TASK INSTRUCTIONS
Search the records for "JSON". Copy every line where it appears.

--------------------------------

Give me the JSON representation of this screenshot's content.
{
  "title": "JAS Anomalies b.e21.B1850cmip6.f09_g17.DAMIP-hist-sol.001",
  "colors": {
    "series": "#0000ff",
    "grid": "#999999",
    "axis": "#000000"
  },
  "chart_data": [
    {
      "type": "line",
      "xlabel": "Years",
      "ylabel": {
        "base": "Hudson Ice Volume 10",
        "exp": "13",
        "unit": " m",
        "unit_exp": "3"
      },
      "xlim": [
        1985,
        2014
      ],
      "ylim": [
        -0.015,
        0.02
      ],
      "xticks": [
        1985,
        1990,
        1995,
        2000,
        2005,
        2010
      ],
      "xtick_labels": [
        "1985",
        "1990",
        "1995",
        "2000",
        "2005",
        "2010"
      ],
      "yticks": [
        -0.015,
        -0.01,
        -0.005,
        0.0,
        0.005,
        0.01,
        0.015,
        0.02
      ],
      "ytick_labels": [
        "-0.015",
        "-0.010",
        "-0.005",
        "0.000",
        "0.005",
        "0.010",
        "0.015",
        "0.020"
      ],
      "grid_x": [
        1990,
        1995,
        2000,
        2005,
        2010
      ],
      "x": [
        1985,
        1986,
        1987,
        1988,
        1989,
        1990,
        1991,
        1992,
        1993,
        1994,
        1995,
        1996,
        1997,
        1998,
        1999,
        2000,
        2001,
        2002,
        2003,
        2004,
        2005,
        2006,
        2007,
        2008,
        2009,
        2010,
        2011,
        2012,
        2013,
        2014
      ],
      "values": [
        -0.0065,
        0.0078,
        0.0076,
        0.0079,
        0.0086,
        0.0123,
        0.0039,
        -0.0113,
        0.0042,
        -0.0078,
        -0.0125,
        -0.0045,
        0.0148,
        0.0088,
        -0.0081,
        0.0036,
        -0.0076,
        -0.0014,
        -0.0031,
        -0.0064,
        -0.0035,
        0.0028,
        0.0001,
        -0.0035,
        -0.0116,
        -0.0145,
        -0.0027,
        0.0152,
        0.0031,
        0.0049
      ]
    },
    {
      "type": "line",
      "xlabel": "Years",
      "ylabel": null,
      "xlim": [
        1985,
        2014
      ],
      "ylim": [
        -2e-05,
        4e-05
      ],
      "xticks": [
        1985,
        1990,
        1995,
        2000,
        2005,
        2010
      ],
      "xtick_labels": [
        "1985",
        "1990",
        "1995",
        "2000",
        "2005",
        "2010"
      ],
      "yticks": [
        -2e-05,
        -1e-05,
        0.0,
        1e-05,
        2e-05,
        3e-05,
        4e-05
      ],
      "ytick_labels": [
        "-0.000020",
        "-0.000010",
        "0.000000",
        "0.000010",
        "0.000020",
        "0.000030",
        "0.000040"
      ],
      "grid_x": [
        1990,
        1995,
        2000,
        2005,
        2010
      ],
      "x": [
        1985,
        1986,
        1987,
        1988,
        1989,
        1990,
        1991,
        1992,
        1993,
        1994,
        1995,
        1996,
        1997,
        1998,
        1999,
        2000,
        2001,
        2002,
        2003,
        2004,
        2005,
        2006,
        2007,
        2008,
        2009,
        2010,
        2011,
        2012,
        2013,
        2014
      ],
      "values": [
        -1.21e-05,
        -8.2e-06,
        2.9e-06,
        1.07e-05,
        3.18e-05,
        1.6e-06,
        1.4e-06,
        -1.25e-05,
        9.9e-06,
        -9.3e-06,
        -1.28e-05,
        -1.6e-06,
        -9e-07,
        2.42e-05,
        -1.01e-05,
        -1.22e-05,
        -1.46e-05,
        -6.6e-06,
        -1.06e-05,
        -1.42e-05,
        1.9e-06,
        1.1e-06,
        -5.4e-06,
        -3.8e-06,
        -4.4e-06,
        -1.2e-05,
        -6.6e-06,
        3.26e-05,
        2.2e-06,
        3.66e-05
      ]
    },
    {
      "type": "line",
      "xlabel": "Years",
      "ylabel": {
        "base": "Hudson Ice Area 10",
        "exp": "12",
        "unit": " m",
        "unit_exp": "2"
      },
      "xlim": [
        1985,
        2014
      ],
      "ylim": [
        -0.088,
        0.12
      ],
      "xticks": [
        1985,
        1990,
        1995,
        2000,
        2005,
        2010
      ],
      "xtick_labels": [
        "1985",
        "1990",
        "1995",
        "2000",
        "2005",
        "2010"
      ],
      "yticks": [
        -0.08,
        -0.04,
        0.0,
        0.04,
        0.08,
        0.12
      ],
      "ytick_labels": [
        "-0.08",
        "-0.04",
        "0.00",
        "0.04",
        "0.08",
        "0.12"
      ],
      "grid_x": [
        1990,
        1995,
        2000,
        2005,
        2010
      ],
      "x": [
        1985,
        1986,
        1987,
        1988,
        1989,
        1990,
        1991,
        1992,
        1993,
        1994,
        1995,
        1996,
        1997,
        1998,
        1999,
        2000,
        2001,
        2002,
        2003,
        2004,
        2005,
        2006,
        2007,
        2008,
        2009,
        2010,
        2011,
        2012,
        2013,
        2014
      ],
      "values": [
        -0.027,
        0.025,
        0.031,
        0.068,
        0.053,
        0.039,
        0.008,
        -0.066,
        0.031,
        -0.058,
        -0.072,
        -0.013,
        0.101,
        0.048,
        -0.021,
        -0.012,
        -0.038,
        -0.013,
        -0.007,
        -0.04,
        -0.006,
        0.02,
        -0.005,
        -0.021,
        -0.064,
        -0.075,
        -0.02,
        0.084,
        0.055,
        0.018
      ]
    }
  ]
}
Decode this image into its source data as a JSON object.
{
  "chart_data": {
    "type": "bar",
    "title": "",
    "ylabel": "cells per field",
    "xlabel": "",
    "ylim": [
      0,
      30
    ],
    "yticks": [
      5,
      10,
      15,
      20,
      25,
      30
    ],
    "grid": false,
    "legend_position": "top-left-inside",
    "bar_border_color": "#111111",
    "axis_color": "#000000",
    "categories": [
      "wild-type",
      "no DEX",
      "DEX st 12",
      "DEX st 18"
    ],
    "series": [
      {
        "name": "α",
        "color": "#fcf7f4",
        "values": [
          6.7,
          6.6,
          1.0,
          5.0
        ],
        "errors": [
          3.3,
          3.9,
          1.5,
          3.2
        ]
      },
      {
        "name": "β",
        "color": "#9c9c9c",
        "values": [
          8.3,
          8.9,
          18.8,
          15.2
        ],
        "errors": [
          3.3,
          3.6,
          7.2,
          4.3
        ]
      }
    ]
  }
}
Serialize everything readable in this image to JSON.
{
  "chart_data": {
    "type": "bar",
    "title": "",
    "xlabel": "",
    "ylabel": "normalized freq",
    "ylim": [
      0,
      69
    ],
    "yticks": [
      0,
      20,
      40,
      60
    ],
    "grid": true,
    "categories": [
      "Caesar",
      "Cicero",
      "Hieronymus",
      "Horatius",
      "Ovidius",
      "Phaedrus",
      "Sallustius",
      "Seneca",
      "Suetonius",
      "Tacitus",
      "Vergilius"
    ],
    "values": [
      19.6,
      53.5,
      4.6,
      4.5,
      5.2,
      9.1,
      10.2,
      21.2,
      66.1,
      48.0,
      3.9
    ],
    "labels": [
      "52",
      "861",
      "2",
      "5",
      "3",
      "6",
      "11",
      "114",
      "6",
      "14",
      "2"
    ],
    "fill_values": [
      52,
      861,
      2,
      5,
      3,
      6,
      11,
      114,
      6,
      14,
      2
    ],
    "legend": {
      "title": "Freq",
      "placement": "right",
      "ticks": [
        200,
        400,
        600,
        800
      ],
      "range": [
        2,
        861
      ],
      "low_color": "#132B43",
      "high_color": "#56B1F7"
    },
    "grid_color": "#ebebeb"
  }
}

--------------------------------

PROBLEM SOLUTION
Give me the JSON representation of this screenshot's content.
Decode this image into its source data as a JSON object.
Serialize everything readable in this image to JSON.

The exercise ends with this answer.